### EXERCISE TASK
In the mailing-list message, what does the quoted reply say L can be used to determine?

[openstack-dev] [nova] A modest proposal to reduce reviewer load

John Griffith john.griffith at solidfire.com
Tue Jun 17 14:52:57 UTC 2014


On Tue, Jun 17, 2014 at 6:51 AM, Armando M. <armamig at gmail.com> wrote:

> I wonder what the turnaround of trivial patches actually is, I bet you
> it's very very small, and as Daniel said, the human burden is rather
> minimal (I would be more concerned about slowing them down in the gate, but
> I digress).
>
> I think that introducing a two-tier level for patch approval can only
> mitigate the problem, but I wonder if we'd need to go a lot further, and
> rather figure out a way to borrow concepts from queueing theory so that
> they can be applied in the context of Gerrit. For instance Little's law [1]
> says:
>
> "The long-term average number of customers (in this context *reviews*) in
> a stable system L is equal to the long-term average effective arrival rate,
> λ, multiplied by the average time a customer spends in the system, W; or
> expressed algebraically: L = λW."
>
> L can be used to determine the number of core reviewers that a project
> will need at any given time, in order to meet a certain arrival rate and
> average time spent in the queue. If the number of core reviewers is a lot
> less than L then that core team is understaffed and will need to increase.

### RECORD EXCERPTS
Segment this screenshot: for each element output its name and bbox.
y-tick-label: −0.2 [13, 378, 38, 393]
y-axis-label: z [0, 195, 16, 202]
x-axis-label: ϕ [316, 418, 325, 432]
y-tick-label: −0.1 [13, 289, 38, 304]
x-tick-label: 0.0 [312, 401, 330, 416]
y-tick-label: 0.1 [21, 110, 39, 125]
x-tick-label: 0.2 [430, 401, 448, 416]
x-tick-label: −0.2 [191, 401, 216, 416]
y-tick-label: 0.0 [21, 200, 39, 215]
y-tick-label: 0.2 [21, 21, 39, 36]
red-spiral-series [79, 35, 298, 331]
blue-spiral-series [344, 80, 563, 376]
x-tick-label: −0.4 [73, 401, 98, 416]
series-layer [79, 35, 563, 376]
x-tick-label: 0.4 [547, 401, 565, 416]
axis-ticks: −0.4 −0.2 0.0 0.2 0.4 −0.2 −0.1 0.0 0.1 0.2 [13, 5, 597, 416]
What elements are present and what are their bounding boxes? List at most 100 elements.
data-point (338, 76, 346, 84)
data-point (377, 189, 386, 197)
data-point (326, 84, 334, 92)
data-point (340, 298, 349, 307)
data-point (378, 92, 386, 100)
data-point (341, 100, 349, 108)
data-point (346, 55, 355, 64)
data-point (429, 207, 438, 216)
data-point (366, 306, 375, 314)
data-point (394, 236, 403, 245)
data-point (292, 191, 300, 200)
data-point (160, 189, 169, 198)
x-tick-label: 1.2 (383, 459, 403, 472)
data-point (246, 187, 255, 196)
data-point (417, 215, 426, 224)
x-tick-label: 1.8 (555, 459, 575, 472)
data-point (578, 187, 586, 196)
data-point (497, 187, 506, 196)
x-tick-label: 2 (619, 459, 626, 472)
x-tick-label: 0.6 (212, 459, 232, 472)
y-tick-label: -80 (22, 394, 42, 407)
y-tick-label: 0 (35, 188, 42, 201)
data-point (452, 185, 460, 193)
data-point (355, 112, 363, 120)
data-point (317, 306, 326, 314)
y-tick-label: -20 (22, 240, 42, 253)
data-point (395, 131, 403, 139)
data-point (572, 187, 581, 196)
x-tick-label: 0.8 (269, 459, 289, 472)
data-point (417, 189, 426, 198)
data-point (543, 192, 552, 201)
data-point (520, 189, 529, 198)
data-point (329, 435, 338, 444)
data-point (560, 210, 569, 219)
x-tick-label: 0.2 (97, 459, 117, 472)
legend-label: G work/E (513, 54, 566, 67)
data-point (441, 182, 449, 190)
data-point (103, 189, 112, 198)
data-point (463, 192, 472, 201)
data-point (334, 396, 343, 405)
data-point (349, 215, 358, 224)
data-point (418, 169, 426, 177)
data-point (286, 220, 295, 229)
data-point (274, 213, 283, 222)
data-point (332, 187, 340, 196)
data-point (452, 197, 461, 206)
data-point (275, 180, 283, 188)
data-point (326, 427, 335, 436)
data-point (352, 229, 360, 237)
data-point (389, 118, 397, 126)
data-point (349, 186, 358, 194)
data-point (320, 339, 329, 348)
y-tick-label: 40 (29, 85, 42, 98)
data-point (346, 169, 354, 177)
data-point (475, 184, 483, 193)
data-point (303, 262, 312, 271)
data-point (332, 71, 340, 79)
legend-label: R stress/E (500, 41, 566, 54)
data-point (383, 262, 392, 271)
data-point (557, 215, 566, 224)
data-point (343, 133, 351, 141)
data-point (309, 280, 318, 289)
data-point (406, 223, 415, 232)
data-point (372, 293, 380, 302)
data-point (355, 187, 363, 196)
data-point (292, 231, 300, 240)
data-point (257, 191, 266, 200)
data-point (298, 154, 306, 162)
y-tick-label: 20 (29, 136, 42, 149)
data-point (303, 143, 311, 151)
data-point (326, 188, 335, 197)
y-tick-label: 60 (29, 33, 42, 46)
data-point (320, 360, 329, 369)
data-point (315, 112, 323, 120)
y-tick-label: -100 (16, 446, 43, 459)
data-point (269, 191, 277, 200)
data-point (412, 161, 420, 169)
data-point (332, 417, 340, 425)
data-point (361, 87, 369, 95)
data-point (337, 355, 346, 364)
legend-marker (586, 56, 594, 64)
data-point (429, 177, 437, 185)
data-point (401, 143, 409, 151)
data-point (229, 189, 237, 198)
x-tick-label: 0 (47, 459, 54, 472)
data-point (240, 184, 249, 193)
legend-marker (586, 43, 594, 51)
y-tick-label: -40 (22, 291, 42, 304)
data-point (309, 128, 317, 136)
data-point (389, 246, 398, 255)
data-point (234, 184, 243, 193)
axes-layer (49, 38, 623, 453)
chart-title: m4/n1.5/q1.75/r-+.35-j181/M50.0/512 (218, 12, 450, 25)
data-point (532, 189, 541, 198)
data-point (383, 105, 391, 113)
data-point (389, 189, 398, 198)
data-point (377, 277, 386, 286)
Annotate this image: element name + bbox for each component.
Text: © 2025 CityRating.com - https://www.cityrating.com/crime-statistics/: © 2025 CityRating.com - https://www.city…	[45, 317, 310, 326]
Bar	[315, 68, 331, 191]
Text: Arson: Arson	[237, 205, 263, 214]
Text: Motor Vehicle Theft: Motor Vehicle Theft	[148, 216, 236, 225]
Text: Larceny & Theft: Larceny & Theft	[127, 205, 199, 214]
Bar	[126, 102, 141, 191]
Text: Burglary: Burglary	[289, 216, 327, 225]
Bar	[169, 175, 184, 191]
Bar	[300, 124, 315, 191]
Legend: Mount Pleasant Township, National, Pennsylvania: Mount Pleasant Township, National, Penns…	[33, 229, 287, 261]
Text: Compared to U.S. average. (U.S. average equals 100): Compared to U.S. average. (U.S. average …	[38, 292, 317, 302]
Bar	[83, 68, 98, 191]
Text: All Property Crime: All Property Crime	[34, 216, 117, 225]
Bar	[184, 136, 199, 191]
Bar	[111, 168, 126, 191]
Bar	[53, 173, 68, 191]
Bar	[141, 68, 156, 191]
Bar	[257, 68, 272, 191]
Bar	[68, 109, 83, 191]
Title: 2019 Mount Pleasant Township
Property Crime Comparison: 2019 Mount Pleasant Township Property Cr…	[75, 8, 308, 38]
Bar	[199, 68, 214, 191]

### OUTPUT BELOW
The number of core reviewers a project will need at any given time to meet a certain arrival rate and average time spent in the queue.